◆ Set of tasks:
A – Print the passage on the international monetary system word for word, from "For a considerable" up to and including "in industrial employment.".
B – According to the passage on the international monetary system, in what year was external convertibility re-established?
-- Reading text start --
For a considerable period of time, the effects of favorable exchange rates and the competitive strengthening of these countries’ positions was obscured by their gradual liberalization of external transactions and the consequent rise in their imports of goods and services. This in turn reduced the pressure on the payments positions of other industrial countries. As long as there was still scope for expansion without undue pressure in the labor market or on the level of wages and prices in the economy, the countries in a favorable competitive position were content to remain in surplus, allowing increasing surpluses, and the monetary consequences of their growing reserves, to stimulate further increases in industrial employment.
At this stage, moreover, a considerable degree of elasticity was imparted to the international monetary system by the disproportionate concentration of world gold holdings in the United States at the end of the war, by the respect in which the U.S. dollar was held because of its unique position as the only major convertible currency, and possibly because holdings were felt to be physically safer in the United States than in other countries. These circumstances permitted an expansion of effective liquidity as the need for it increased with continuing surpluses, by (1) a better distribution of available gold stocks and (2) increased holdings of U.S. dollars as official reserves. (In fact, the surplus countries increased their holdings of gold and dollars roughly pari passu.) Consequently, large and persistent surpluses did not involve serious pressures on the deficit countries, particularly the United States, through reserve losses. Clearly, however, the decline in U.S. gold stocks could not continue indefinitely.
The re-establishment of external convertibility in 1958 greatly increased the scope for movements of private capital to take advantage of interest rate differentials, or, through direct investment, of more favorable profit possibilities or lower rates of taxation abroad. It also incidentally increased the scope for speculative capital movements in anticipation of exchange rate changes and for capital transfers as a means of tax evasion. While it was outside the United States that restrictions eased, the most important consequence over the next few years was the greatly increased outflow of private capital from that country to Western Europe and Japan. This large outflow was a major influence in transforming the U.S. deficit from a welcome means of improving world liquidity to a problem tending to impose a constraint on U.S. economic policy and upon the operation of the gold exchange standard. Large deficits of the United States after 1958 both reduced its gross reserves and increased its liabilities. As a result, U.S. gold reserves came to appear less clearly adequate and some resistance developed abroad to a further accumulation of dollar holdings and thus to an extension of the reserve currency system. The greater mobility of capital also weakened the effectiveness of credit policy as an instrument for curtailing domestic demand and created an incentive for countries to adopt contractionary monetary and budgetary policies when these were not called for by domestic conditions, in the hope of restoring “confidence” and so forestalling or reversing speculative outflows of capital. Moreover, the risk of such speculative movements led to increased emphasis on the need to avoid changes in exchange rates.
-- Reading text end --
-- Provided records start --
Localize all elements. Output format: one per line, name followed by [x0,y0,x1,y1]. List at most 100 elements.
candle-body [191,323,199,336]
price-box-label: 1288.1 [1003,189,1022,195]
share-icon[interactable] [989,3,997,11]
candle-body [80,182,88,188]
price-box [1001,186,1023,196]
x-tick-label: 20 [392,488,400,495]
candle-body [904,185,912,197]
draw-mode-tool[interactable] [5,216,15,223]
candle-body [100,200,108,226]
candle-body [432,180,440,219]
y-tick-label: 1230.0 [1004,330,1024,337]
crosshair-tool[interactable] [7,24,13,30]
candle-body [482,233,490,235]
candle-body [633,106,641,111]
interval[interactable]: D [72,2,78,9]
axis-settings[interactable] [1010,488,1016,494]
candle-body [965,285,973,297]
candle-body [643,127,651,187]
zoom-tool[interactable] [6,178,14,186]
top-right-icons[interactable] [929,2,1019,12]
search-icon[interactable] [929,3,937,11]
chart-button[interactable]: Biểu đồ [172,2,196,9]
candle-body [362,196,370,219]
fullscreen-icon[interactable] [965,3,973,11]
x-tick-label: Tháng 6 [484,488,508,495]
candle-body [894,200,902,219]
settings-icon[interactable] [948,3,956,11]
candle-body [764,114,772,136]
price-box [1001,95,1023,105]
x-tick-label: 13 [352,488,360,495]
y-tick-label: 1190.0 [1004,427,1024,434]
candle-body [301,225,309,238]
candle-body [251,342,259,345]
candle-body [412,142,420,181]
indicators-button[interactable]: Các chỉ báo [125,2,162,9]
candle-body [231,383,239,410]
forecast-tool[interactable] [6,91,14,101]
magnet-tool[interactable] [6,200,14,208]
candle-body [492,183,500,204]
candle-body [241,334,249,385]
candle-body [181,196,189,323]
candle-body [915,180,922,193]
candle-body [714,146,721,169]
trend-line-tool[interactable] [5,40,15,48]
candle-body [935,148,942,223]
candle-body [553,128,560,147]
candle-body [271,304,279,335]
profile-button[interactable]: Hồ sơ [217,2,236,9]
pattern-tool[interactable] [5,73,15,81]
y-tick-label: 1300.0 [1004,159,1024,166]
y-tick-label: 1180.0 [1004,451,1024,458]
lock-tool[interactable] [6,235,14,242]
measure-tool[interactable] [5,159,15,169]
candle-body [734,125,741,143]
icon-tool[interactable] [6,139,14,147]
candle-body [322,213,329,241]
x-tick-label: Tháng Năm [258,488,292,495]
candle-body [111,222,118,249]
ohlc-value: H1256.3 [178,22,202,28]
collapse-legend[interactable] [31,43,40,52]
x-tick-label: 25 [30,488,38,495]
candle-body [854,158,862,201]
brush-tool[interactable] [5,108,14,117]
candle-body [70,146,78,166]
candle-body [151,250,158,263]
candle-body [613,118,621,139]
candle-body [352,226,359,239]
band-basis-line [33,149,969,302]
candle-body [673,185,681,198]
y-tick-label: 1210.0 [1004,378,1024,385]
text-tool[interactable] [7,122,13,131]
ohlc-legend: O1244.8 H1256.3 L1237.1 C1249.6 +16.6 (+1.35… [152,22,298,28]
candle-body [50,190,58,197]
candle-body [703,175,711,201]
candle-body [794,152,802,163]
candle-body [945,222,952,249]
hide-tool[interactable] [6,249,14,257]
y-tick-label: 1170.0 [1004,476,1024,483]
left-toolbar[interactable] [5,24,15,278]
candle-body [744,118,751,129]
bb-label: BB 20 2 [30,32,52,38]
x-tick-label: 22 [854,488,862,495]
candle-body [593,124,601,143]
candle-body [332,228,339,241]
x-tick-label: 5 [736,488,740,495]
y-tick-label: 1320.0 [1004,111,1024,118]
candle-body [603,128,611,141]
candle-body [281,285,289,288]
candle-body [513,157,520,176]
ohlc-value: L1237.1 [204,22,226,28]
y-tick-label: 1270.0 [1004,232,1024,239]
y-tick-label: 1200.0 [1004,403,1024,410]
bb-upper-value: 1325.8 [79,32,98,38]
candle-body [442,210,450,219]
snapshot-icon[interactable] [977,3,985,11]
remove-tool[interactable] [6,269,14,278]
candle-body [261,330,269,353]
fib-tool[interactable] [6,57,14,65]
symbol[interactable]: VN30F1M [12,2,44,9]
-- Provided records end --
◆ Outputs:
A –
For a considerable period of time, the effects of favorable exchange rates and the competitive strengthening of these countries’ positions was obscured by their gradual liberalization of external transactions and the consequent rise in their imports of goods and services. This in turn reduced the pressure on the payments positions of other industrial countries. As long as there was still scope for expansion without undue pressure in the labor market or on the level of wages and prices in the economy, the countries in a favorable competitive position were content to remain in surplus, allowing increasing surpluses, and the monetary consequences of their growing reserves, to stimulate further increases in industrial employment.

B – 1958